Task:
Repeat the records verbatim and leave the pictures out of your copy.

Given records:
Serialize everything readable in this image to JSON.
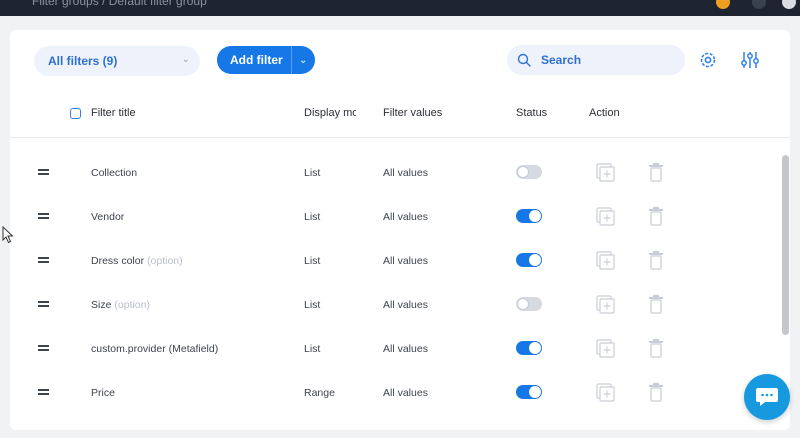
{
  "topbar": {
    "breadcrumb": "Filter groups  /  Default filter group"
  },
  "toolbar": {
    "filters_dropdown": "All filters (9)",
    "add_filter_label": "Add filter",
    "search_placeholder": "Search"
  },
  "table": {
    "headers": {
      "title": "Filter title",
      "display_mode": "Display mo",
      "filter_values": "Filter values",
      "status": "Status",
      "action": "Action"
    },
    "rows": [
      {
        "title": "Collection",
        "suffix": "",
        "display": "List",
        "values": "All values",
        "enabled": false
      },
      {
        "title": "Vendor",
        "suffix": "",
        "display": "List",
        "values": "All values",
        "enabled": true
      },
      {
        "title": "Dress color",
        "suffix": "(option)",
        "display": "List",
        "values": "All values",
        "enabled": true
      },
      {
        "title": "Size",
        "suffix": "(option)",
        "display": "List",
        "values": "All values",
        "enabled": false
      },
      {
        "title": "custom.provider (Metafield)",
        "suffix": "",
        "display": "List",
        "values": "All values",
        "enabled": true
      },
      {
        "title": "Price",
        "suffix": "",
        "display": "Range",
        "values": "All values",
        "enabled": true
      }
    ]
  },
  "colors": {
    "accent": "#1678e6",
    "chat": "#1799e0"
  },
  "icons": [
    "search-icon",
    "gear-icon",
    "sliders-icon",
    "drag-handle-icon",
    "duplicate-icon",
    "trash-icon",
    "chat-icon",
    "chevron-down-icon"
  ]
}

Finished task:
Serialize everything readable in this image to JSON.
{
  "topbar": {
    "breadcrumb": "Filter groups  /  Default filter group"
  },
  "toolbar": {
    "filters_dropdown": "All filters (9)",
    "add_filter_label": "Add filter",
    "search_placeholder": "Search"
  },
  "table": {
    "headers": {
      "title": "Filter title",
      "display_mode": "Display mo",
      "filter_values": "Filter values",
      "status": "Status",
      "action": "Action"
    },
    "rows": [
      {
        "title": "Collection",
        "suffix": "",
        "display": "List",
        "values": "All values",
        "enabled": false
      },
      {
        "title": "Vendor",
        "suffix": "",
        "display": "List",
        "values": "All values",
        "enabled": true
      },
      {
        "title": "Dress color",
        "suffix": "(option)",
        "display": "List",
        "values": "All values",
        "enabled": true
      },
      {
        "title": "Size",
        "suffix": "(option)",
        "display": "List",
        "values": "All values",
        "enabled": false
      },
      {
        "title": "custom.provider (Metafield)",
        "suffix": "",
        "display": "List",
        "values": "All values",
        "enabled": true
      },
      {
        "title": "Price",
        "suffix": "",
        "display": "Range",
        "values": "All values",
        "enabled": true
      }
    ]
  },
  "colors": {
    "accent": "#1678e6",
    "chat": "#1799e0"
  },
  "icons": [
    "search-icon",
    "gear-icon",
    "sliders-icon",
    "drag-handle-icon",
    "duplicate-icon",
    "trash-icon",
    "chat-icon",
    "chevron-down-icon"
  ]
}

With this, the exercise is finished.